**Task to carry out**
Print every entry word for word, but omit the pictures.

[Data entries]
****
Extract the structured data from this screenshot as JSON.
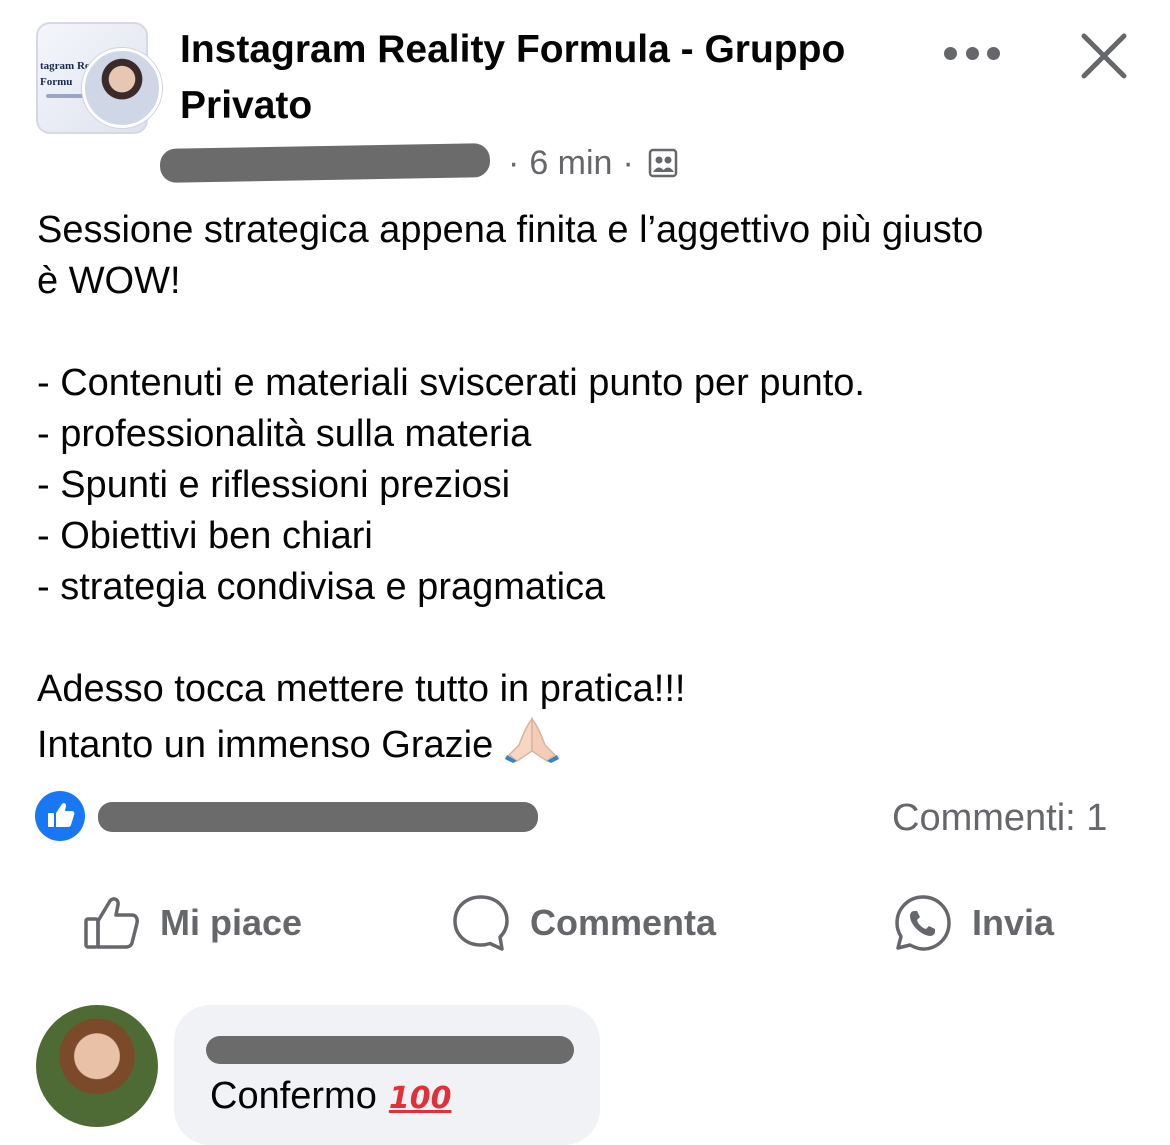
{
  "header": {
    "group_title": "Instagram Reality Formula - Gruppo Privato",
    "group_thumb_text": "tagram Re\nFormu",
    "timestamp": "6 min"
  },
  "post": {
    "intro": [
      "Sessione strategica appena finita e l’aggettivo più giusto",
      "è WOW!"
    ],
    "bullets": [
      "- Contenuti e materiali sviscerati punto per punto.",
      "- professionalità sulla materia",
      "- Spunti e riflessioni preziosi",
      "- Obiettivi ben chiari",
      "- strategia condivisa e pragmatica"
    ],
    "outro_line1": "Adesso tocca mettere tutto in pratica!!!",
    "outro_line2": "Intanto un immenso Grazie"
  },
  "reactions": {
    "comments_label": "Commenti: 1"
  },
  "actions": {
    "like_label": "Mi piace",
    "comment_label": "Commenta",
    "send_label": "Invia"
  },
  "comment": {
    "text": "Confermo",
    "emoji_text": "100"
  },
  "icons": {
    "more": "more-dots-icon",
    "close": "close-icon",
    "group": "group-privacy-icon",
    "like_badge": "like-reaction-icon",
    "like": "thumbs-up-icon",
    "comment": "comment-bubble-icon",
    "send": "whatsapp-icon",
    "pray": "folded-hands-icon",
    "hundred": "hundred-points-icon"
  },
  "colors": {
    "accent": "#1877f2",
    "secondary_text": "#65676b",
    "bubble": "#f0f2f5"
  }
}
****
**Final result**
Extract the structured data from this screenshot as JSON.
{
  "header": {
    "group_title": "Instagram Reality Formula - Gruppo Privato",
    "group_thumb_text": "tagram Re\nFormu",
    "timestamp": "6 min"
  },
  "post": {
    "intro": [
      "Sessione strategica appena finita e l’aggettivo più giusto",
      "è WOW!"
    ],
    "bullets": [
      "- Contenuti e materiali sviscerati punto per punto.",
      "- professionalità sulla materia",
      "- Spunti e riflessioni preziosi",
      "- Obiettivi ben chiari",
      "- strategia condivisa e pragmatica"
    ],
    "outro_line1": "Adesso tocca mettere tutto in pratica!!!",
    "outro_line2": "Intanto un immenso Grazie"
  },
  "reactions": {
    "comments_label": "Commenti: 1"
  },
  "actions": {
    "like_label": "Mi piace",
    "comment_label": "Commenta",
    "send_label": "Invia"
  },
  "comment": {
    "text": "Confermo",
    "emoji_text": "100"
  },
  "icons": {
    "more": "more-dots-icon",
    "close": "close-icon",
    "group": "group-privacy-icon",
    "like_badge": "like-reaction-icon",
    "like": "thumbs-up-icon",
    "comment": "comment-bubble-icon",
    "send": "whatsapp-icon",
    "pray": "folded-hands-icon",
    "hundred": "hundred-points-icon"
  },
  "colors": {
    "accent": "#1877f2",
    "secondary_text": "#65676b",
    "bubble": "#f0f2f5"
  }
}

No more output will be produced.